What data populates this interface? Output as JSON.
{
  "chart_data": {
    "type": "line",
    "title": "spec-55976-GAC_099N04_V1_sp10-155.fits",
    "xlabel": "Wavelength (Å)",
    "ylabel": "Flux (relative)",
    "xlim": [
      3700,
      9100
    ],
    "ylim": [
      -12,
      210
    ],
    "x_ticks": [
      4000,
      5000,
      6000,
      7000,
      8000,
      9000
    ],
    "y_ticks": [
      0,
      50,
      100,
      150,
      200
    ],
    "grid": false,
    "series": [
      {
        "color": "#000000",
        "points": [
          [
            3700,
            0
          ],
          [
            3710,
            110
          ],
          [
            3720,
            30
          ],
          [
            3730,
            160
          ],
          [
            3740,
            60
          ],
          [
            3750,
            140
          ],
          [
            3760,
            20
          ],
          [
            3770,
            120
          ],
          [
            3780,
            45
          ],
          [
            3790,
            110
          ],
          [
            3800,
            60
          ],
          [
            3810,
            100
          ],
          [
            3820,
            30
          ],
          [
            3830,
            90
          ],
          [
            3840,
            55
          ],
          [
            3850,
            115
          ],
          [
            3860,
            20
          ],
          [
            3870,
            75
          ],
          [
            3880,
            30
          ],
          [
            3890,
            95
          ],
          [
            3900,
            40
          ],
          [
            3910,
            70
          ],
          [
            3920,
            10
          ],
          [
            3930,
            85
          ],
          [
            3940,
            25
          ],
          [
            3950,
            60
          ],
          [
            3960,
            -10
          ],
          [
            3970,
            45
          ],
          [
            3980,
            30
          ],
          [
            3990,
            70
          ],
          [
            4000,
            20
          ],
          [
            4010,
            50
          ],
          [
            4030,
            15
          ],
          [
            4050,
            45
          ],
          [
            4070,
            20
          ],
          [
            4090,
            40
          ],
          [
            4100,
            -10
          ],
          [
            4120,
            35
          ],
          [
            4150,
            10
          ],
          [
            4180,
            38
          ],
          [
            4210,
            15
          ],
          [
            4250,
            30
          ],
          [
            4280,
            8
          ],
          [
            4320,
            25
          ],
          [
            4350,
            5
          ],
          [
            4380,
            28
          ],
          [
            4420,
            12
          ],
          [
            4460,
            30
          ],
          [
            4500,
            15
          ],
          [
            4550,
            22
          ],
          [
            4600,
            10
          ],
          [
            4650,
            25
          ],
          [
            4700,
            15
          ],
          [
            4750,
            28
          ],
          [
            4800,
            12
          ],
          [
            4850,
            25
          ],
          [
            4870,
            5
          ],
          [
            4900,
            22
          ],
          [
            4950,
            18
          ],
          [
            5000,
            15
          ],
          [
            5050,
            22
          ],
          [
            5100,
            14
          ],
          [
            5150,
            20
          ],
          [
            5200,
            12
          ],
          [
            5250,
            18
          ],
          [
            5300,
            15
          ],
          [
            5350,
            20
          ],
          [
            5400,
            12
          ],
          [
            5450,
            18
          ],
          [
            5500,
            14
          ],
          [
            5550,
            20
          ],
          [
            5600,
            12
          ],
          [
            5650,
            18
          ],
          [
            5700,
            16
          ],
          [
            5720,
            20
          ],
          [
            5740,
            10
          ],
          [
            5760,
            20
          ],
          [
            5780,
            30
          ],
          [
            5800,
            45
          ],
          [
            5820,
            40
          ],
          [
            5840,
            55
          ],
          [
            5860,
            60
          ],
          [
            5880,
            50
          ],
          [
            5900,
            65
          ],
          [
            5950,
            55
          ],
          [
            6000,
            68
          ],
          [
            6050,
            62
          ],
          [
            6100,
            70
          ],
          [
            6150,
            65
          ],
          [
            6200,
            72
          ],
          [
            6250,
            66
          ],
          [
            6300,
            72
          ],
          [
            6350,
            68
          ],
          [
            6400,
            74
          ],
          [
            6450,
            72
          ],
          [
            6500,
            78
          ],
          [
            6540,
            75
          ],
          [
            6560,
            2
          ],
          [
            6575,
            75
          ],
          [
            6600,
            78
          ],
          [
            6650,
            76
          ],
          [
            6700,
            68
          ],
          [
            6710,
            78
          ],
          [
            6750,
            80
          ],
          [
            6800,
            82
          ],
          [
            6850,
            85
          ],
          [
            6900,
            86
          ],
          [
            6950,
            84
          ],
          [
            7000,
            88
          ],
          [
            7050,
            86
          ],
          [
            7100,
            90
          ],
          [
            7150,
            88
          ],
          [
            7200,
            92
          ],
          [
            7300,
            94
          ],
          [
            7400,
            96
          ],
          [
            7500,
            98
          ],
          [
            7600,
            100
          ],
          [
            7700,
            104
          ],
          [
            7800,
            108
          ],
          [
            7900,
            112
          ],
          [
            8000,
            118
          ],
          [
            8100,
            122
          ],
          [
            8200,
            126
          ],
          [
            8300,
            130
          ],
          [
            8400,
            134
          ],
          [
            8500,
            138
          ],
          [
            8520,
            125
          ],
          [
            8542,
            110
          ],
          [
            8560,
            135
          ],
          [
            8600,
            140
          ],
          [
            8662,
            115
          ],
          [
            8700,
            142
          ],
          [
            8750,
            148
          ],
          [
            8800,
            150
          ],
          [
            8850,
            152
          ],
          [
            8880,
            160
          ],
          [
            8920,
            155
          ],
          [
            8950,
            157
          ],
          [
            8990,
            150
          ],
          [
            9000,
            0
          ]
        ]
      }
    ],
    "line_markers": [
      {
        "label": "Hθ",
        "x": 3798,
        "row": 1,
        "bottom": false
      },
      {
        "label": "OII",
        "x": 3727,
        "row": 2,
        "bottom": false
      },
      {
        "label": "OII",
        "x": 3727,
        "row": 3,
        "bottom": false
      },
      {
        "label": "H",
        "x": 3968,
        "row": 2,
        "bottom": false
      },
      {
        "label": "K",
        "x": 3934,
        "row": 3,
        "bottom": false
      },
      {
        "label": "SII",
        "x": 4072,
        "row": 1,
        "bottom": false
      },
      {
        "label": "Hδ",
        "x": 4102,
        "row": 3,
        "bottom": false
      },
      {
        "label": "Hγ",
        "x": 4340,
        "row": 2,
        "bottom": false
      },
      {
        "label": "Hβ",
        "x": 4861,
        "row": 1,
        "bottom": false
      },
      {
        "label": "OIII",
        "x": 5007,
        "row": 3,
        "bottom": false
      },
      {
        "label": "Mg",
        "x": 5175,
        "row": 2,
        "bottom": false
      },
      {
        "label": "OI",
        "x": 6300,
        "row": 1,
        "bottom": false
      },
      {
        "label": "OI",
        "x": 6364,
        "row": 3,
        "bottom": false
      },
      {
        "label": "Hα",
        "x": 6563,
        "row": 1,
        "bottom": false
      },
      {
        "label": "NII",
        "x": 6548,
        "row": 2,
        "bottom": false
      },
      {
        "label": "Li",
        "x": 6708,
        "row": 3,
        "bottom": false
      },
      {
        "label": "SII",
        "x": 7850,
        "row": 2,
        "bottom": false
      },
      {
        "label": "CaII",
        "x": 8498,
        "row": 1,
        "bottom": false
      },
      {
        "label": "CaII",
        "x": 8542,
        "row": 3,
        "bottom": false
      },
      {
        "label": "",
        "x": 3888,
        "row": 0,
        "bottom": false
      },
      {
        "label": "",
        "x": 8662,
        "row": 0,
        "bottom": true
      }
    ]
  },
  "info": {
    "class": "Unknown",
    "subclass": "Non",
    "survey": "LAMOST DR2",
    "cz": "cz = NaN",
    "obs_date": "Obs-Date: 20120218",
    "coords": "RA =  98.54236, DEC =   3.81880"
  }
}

--

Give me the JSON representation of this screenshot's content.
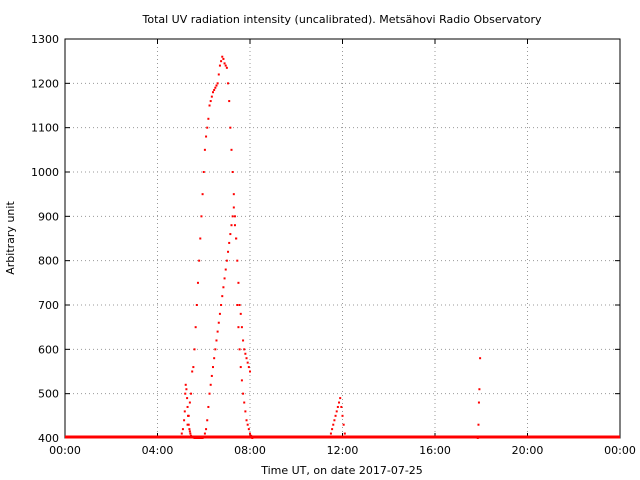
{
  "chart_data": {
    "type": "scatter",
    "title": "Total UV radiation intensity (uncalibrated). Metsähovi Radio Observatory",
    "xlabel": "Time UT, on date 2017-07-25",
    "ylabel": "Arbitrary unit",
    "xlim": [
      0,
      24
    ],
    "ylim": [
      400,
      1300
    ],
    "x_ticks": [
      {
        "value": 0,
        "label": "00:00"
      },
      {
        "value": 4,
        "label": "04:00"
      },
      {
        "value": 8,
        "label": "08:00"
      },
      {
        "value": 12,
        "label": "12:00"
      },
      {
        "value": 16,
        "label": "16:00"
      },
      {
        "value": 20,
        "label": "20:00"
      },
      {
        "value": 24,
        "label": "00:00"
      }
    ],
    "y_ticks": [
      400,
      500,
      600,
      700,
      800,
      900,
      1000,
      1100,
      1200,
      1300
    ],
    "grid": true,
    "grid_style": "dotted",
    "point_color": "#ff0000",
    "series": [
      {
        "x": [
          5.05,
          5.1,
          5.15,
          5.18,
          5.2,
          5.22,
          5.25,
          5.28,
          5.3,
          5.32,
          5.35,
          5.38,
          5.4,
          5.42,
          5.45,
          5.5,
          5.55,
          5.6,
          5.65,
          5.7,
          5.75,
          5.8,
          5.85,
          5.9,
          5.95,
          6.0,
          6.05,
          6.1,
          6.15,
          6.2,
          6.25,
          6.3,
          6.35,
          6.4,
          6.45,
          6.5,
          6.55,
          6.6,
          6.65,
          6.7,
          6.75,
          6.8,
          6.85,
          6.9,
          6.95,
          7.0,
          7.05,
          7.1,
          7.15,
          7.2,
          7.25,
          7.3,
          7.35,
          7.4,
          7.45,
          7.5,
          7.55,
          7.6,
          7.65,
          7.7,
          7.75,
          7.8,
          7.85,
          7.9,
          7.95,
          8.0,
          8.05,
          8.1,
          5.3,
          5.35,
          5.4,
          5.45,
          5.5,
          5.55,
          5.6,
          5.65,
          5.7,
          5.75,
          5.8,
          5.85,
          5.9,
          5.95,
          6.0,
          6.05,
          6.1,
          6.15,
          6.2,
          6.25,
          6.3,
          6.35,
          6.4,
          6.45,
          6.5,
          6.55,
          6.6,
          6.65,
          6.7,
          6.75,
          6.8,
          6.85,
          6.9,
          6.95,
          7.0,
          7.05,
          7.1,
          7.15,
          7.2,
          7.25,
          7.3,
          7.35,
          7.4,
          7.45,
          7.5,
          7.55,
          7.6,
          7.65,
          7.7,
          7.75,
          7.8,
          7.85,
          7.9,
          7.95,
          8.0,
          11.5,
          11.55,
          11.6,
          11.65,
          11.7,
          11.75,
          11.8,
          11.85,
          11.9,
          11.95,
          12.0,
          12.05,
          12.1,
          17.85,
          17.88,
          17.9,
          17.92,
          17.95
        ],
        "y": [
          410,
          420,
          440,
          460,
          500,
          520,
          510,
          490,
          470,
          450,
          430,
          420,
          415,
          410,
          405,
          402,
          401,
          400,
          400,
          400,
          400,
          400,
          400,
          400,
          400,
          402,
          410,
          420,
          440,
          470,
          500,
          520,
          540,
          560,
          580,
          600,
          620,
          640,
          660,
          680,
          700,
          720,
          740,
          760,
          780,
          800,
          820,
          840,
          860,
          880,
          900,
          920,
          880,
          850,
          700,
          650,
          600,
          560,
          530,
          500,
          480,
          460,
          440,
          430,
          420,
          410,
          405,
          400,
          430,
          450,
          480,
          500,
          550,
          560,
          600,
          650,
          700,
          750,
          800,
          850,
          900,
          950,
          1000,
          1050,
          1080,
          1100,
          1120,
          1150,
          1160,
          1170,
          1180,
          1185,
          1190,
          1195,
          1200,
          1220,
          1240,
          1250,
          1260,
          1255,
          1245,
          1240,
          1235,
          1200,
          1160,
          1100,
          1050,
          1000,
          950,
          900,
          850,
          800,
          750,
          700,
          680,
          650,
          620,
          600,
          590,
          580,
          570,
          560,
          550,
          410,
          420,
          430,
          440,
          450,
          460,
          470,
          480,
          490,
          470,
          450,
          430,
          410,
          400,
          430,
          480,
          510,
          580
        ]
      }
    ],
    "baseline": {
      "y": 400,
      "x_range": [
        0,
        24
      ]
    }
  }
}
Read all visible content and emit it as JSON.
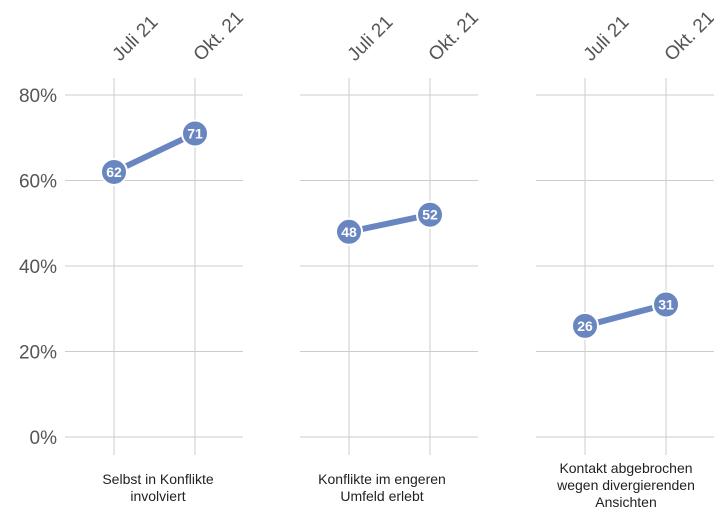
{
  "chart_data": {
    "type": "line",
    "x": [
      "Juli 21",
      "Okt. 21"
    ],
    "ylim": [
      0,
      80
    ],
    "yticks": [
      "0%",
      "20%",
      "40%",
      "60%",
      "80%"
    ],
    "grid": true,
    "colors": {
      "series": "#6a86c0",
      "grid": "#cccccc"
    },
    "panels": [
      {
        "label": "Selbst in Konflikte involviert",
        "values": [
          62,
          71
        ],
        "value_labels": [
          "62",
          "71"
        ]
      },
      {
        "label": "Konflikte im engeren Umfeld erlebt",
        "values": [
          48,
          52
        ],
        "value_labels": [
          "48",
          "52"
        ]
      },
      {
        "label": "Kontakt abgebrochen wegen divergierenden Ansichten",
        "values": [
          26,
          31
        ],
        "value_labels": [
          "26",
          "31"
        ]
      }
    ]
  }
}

The task: Find all the lines containing "content" in the material, then copy them.

The answer:
Give me the JSON representation of this screenshot's content.
Read all visible content and emit it as JSON.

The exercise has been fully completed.